• Exercise prompt
Give every entry again, unchanged, and leave its images out.

• Working data
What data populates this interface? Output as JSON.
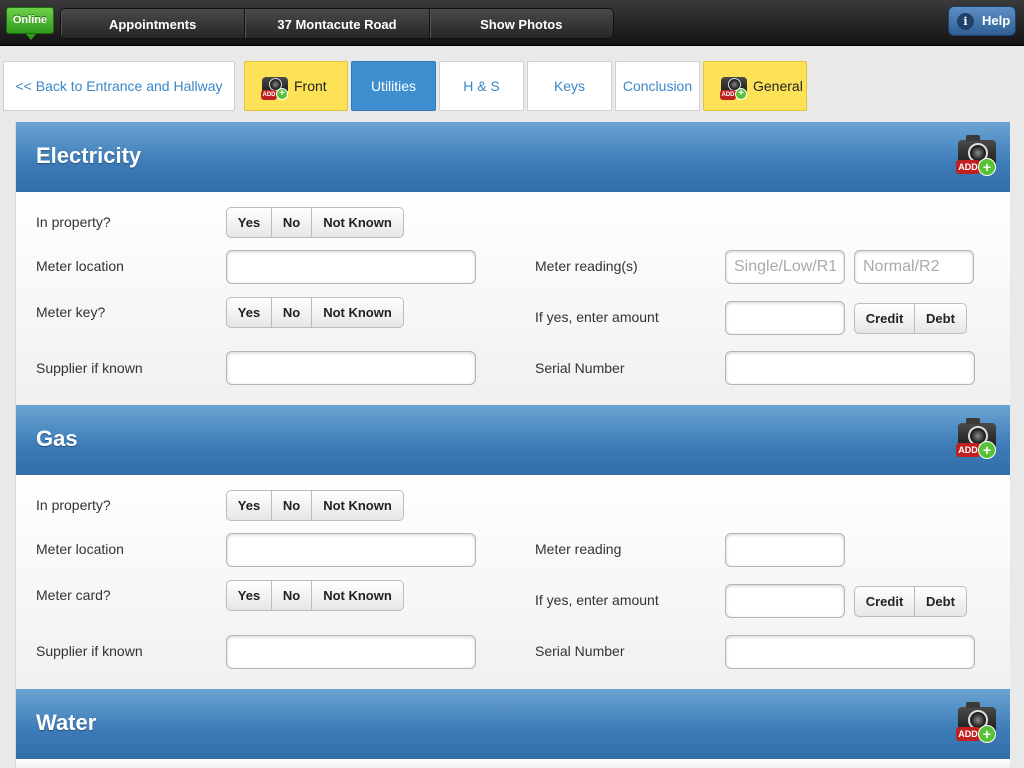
{
  "topbar": {
    "status": "Online",
    "nav": [
      "Appointments",
      "37 Montacute Road",
      "Show Photos"
    ],
    "help": "Help"
  },
  "tabs": {
    "back": "<< Back to Entrance and Hallway",
    "front": "Front",
    "utilities": "Utilities",
    "hs": "H & S",
    "keys": "Keys",
    "conclusion": "Conclusion",
    "general": "General"
  },
  "camera": {
    "add": "ADD",
    "plus": "+"
  },
  "choices": {
    "yes": "Yes",
    "no": "No",
    "not_known": "Not Known",
    "credit": "Credit",
    "debt": "Debt"
  },
  "electricity": {
    "title": "Electricity",
    "in_property": "In property?",
    "meter_location": "Meter location",
    "meter_readings": "Meter reading(s)",
    "reading1_placeholder": "Single/Low/R1",
    "reading2_placeholder": "Normal/R2",
    "meter_key": "Meter key?",
    "if_yes_amount": "If yes, enter amount",
    "supplier": "Supplier if known",
    "serial": "Serial Number"
  },
  "gas": {
    "title": "Gas",
    "in_property": "In property?",
    "meter_location": "Meter location",
    "meter_reading": "Meter reading",
    "meter_card": "Meter card?",
    "if_yes_amount": "If yes, enter amount",
    "supplier": "Supplier if known",
    "serial": "Serial Number"
  },
  "water": {
    "title": "Water"
  }
}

• Reply to the exercise
What data populates this interface? Output as JSON.
{
  "topbar": {
    "status": "Online",
    "nav": [
      "Appointments",
      "37 Montacute Road",
      "Show Photos"
    ],
    "help": "Help"
  },
  "tabs": {
    "back": "<< Back to Entrance and Hallway",
    "front": "Front",
    "utilities": "Utilities",
    "hs": "H & S",
    "keys": "Keys",
    "conclusion": "Conclusion",
    "general": "General"
  },
  "camera": {
    "add": "ADD",
    "plus": "+"
  },
  "choices": {
    "yes": "Yes",
    "no": "No",
    "not_known": "Not Known",
    "credit": "Credit",
    "debt": "Debt"
  },
  "electricity": {
    "title": "Electricity",
    "in_property": "In property?",
    "meter_location": "Meter location",
    "meter_readings": "Meter reading(s)",
    "reading1_placeholder": "Single/Low/R1",
    "reading2_placeholder": "Normal/R2",
    "meter_key": "Meter key?",
    "if_yes_amount": "If yes, enter amount",
    "supplier": "Supplier if known",
    "serial": "Serial Number"
  },
  "gas": {
    "title": "Gas",
    "in_property": "In property?",
    "meter_location": "Meter location",
    "meter_reading": "Meter reading",
    "meter_card": "Meter card?",
    "if_yes_amount": "If yes, enter amount",
    "supplier": "Supplier if known",
    "serial": "Serial Number"
  },
  "water": {
    "title": "Water"
  }
}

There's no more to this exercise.